TASK TO COMPLETE: Transcribe the records that follow in their entirety, omitting any pictures.

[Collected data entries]
::::
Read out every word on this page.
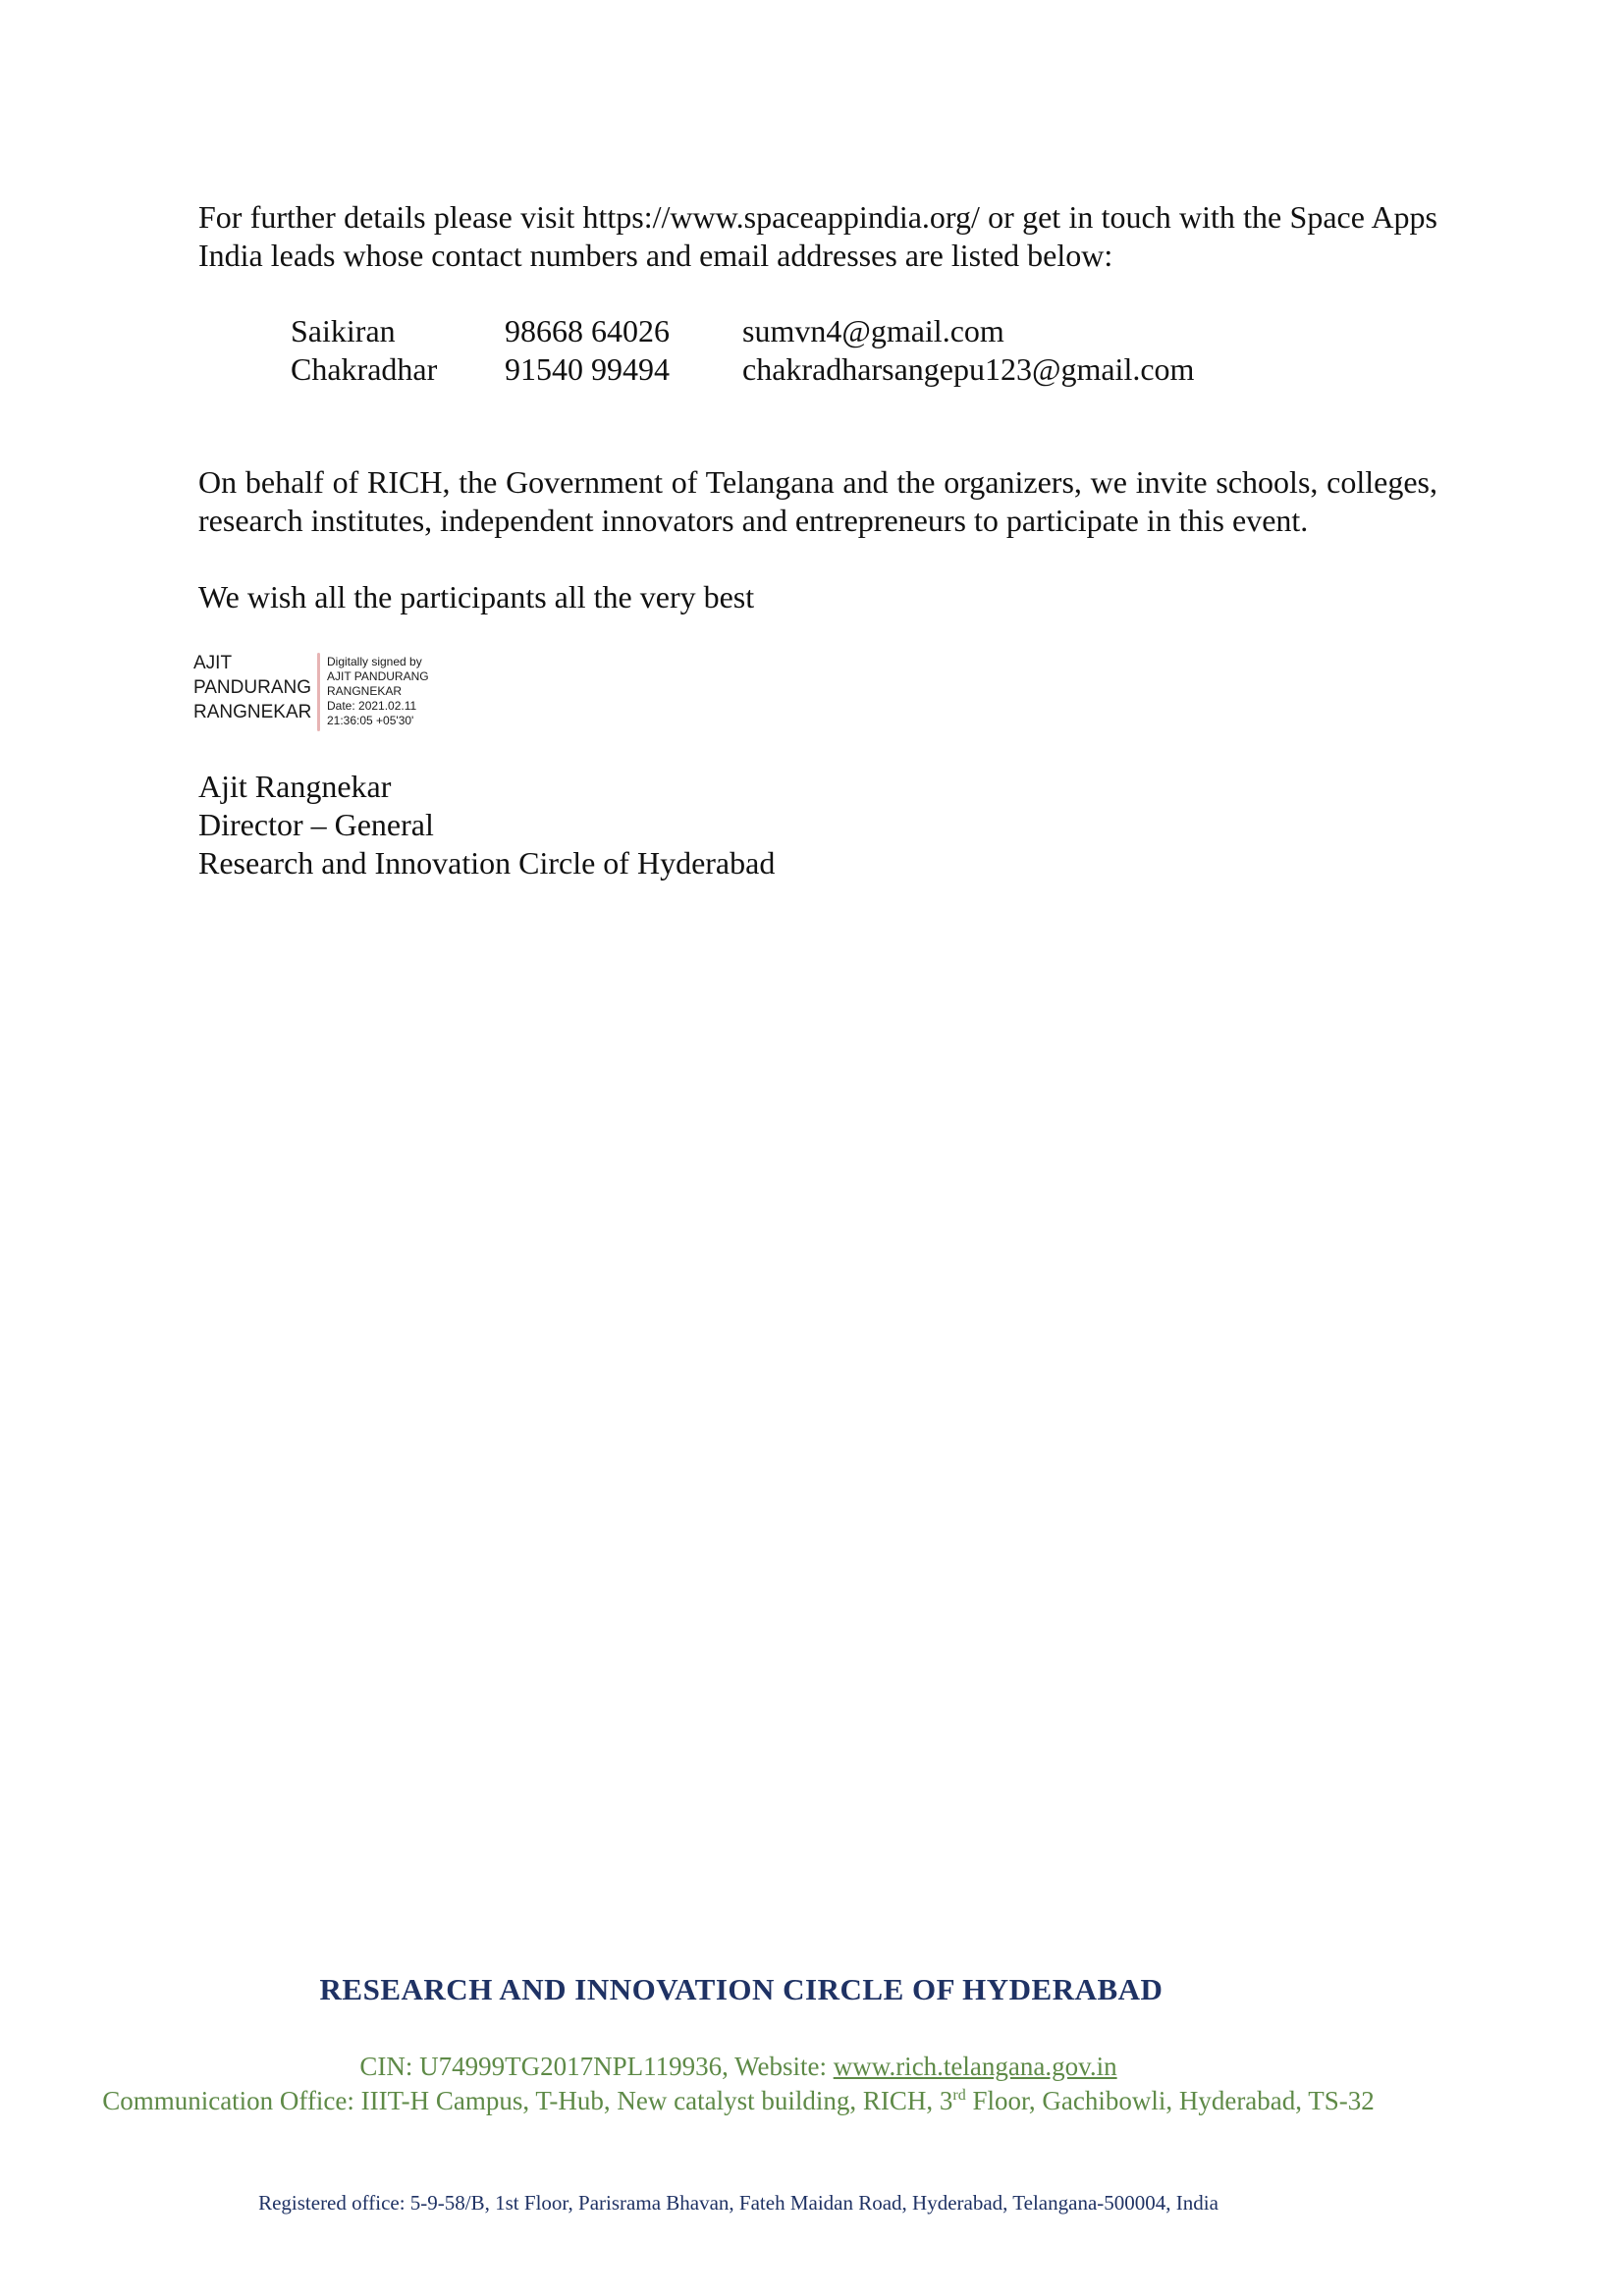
For further details please visit https://www.spaceappindia.org/ or get in touch with the Space Apps India leads whose contact numbers and email addresses are listed below:

Saikiran	98668 64026	sumvn4@gmail.com
Chakradhar	91540 99494	chakradharsangepu123@gmail.com

On behalf of RICH, the Government of Telangana and the organizers, we invite schools, colleges, research institutes, independent innovators and entrepreneurs to participate in this event.

We wish all the participants all the very best

AJIT
PANDURANG
RANGNEKAR
Digitally signed by
AJIT PANDURANG
RANGNEKAR
Date: 2021.02.11
21:36:05 +05'30'
Ajit Rangnekar
Director – General
Research and Innovation Circle of Hyderabad
RESEARCH AND INNOVATION CIRCLE OF HYDERABAD
CIN: U74999TG2017NPL119936, Website: www.rich.telangana.gov.in
Communication Office: IIIT-H Campus, T-Hub, New catalyst building, RICH, 3rd Floor, Gachibowli, Hyderabad, TS-32
Registered office: 5-9-58/B, 1st Floor, Parisrama Bhavan, Fateh Maidan Road, Hyderabad, Telangana-500004, India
::::
WRITTEN RESPONSE:
Read out every word on this page.
For further details please visit https://www.spaceappindia.org/ or get in touch with the Space Apps India leads whose contact numbers and email addresses are listed below:

Saikiran	98668 64026	sumvn4@gmail.com
Chakradhar	91540 99494	chakradharsangepu123@gmail.com

On behalf of RICH, the Government of Telangana and the organizers, we invite schools, colleges, research institutes, independent innovators and entrepreneurs to participate in this event.

We wish all the participants all the very best

AJIT
PANDURANG
RANGNEKAR
Digitally signed by
AJIT PANDURANG
RANGNEKAR
Date: 2021.02.11
21:36:05 +05'30'
Ajit Rangnekar
Director – General
Research and Innovation Circle of Hyderabad
RESEARCH AND INNOVATION CIRCLE OF HYDERABAD
CIN: U74999TG2017NPL119936, Website: www.rich.telangana.gov.in
Communication Office: IIIT-H Campus, T-Hub, New catalyst building, RICH, 3rd Floor, Gachibowli, Hyderabad, TS-32
Registered office: 5-9-58/B, 1st Floor, Parisrama Bhavan, Fateh Maidan Road, Hyderabad, Telangana-500004, India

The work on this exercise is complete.